→ What the task requires:
Omit the images. Copy each entry word for word.

# START OF Stored rows

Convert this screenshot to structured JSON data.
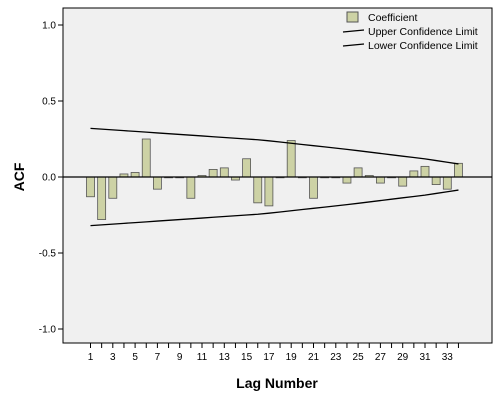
{
  "chart_data": {
    "type": "bar",
    "xlabel": "Lag Number",
    "ylabel": "ACF",
    "ylim": [
      -1.05,
      1.05
    ],
    "y_ticks": [
      1.0,
      0.5,
      0.0,
      -0.5,
      -1.0
    ],
    "y_tick_labels": [
      "1.0",
      "0.5",
      "0.0",
      "-0.5",
      "-1.0"
    ],
    "x_tick_labels": [
      "1",
      "3",
      "5",
      "7",
      "9",
      "11",
      "13",
      "15",
      "17",
      "19",
      "21",
      "23",
      "25",
      "27",
      "29",
      "31",
      "33"
    ],
    "lags": [
      1,
      2,
      3,
      4,
      5,
      6,
      7,
      8,
      9,
      10,
      11,
      12,
      13,
      14,
      15,
      16,
      17,
      18,
      19,
      20,
      21,
      22,
      23,
      24,
      25,
      26,
      27,
      28,
      29,
      30,
      31,
      32,
      33,
      34
    ],
    "legend_position": "top-right",
    "grid": false,
    "series": [
      {
        "name": "Coefficient",
        "color": "#cdd2a5",
        "values": [
          -0.13,
          -0.28,
          -0.14,
          0.02,
          0.03,
          0.25,
          -0.08,
          0.0,
          0.0,
          -0.14,
          0.01,
          0.05,
          0.06,
          -0.02,
          0.12,
          -0.17,
          -0.19,
          0.0,
          0.24,
          0.0,
          -0.14,
          0.0,
          0.0,
          -0.04,
          0.06,
          0.01,
          -0.04,
          0.0,
          -0.06,
          0.04,
          0.07,
          -0.05,
          -0.08,
          0.09
        ]
      },
      {
        "name": "Upper Confidence Limit",
        "color": "#000000",
        "values": [
          0.32,
          0.315,
          0.31,
          0.305,
          0.3,
          0.295,
          0.29,
          0.285,
          0.28,
          0.275,
          0.27,
          0.265,
          0.26,
          0.255,
          0.25,
          0.245,
          0.238,
          0.23,
          0.222,
          0.214,
          0.206,
          0.198,
          0.19,
          0.182,
          0.173,
          0.164,
          0.155,
          0.146,
          0.137,
          0.128,
          0.119,
          0.108,
          0.097,
          0.086
        ]
      },
      {
        "name": "Lower Confidence Limit",
        "color": "#000000",
        "values": [
          -0.32,
          -0.315,
          -0.31,
          -0.305,
          -0.3,
          -0.295,
          -0.29,
          -0.285,
          -0.28,
          -0.275,
          -0.27,
          -0.265,
          -0.26,
          -0.255,
          -0.25,
          -0.245,
          -0.238,
          -0.23,
          -0.222,
          -0.214,
          -0.206,
          -0.198,
          -0.19,
          -0.182,
          -0.173,
          -0.164,
          -0.155,
          -0.146,
          -0.137,
          -0.128,
          -0.119,
          -0.108,
          -0.097,
          -0.086
        ]
      }
    ]
  }
}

# END OF Stored rows

→ Solution to the problem:
Convert this screenshot to structured JSON data.
{
  "chart_data": {
    "type": "bar",
    "xlabel": "Lag Number",
    "ylabel": "ACF",
    "ylim": [
      -1.05,
      1.05
    ],
    "y_ticks": [
      1.0,
      0.5,
      0.0,
      -0.5,
      -1.0
    ],
    "y_tick_labels": [
      "1.0",
      "0.5",
      "0.0",
      "-0.5",
      "-1.0"
    ],
    "x_tick_labels": [
      "1",
      "3",
      "5",
      "7",
      "9",
      "11",
      "13",
      "15",
      "17",
      "19",
      "21",
      "23",
      "25",
      "27",
      "29",
      "31",
      "33"
    ],
    "lags": [
      1,
      2,
      3,
      4,
      5,
      6,
      7,
      8,
      9,
      10,
      11,
      12,
      13,
      14,
      15,
      16,
      17,
      18,
      19,
      20,
      21,
      22,
      23,
      24,
      25,
      26,
      27,
      28,
      29,
      30,
      31,
      32,
      33,
      34
    ],
    "legend_position": "top-right",
    "grid": false,
    "series": [
      {
        "name": "Coefficient",
        "color": "#cdd2a5",
        "values": [
          -0.13,
          -0.28,
          -0.14,
          0.02,
          0.03,
          0.25,
          -0.08,
          0.0,
          0.0,
          -0.14,
          0.01,
          0.05,
          0.06,
          -0.02,
          0.12,
          -0.17,
          -0.19,
          0.0,
          0.24,
          0.0,
          -0.14,
          0.0,
          0.0,
          -0.04,
          0.06,
          0.01,
          -0.04,
          0.0,
          -0.06,
          0.04,
          0.07,
          -0.05,
          -0.08,
          0.09
        ]
      },
      {
        "name": "Upper Confidence Limit",
        "color": "#000000",
        "values": [
          0.32,
          0.315,
          0.31,
          0.305,
          0.3,
          0.295,
          0.29,
          0.285,
          0.28,
          0.275,
          0.27,
          0.265,
          0.26,
          0.255,
          0.25,
          0.245,
          0.238,
          0.23,
          0.222,
          0.214,
          0.206,
          0.198,
          0.19,
          0.182,
          0.173,
          0.164,
          0.155,
          0.146,
          0.137,
          0.128,
          0.119,
          0.108,
          0.097,
          0.086
        ]
      },
      {
        "name": "Lower Confidence Limit",
        "color": "#000000",
        "values": [
          -0.32,
          -0.315,
          -0.31,
          -0.305,
          -0.3,
          -0.295,
          -0.29,
          -0.285,
          -0.28,
          -0.275,
          -0.27,
          -0.265,
          -0.26,
          -0.255,
          -0.25,
          -0.245,
          -0.238,
          -0.23,
          -0.222,
          -0.214,
          -0.206,
          -0.198,
          -0.19,
          -0.182,
          -0.173,
          -0.164,
          -0.155,
          -0.146,
          -0.137,
          -0.128,
          -0.119,
          -0.108,
          -0.097,
          -0.086
        ]
      }
    ]
  }
}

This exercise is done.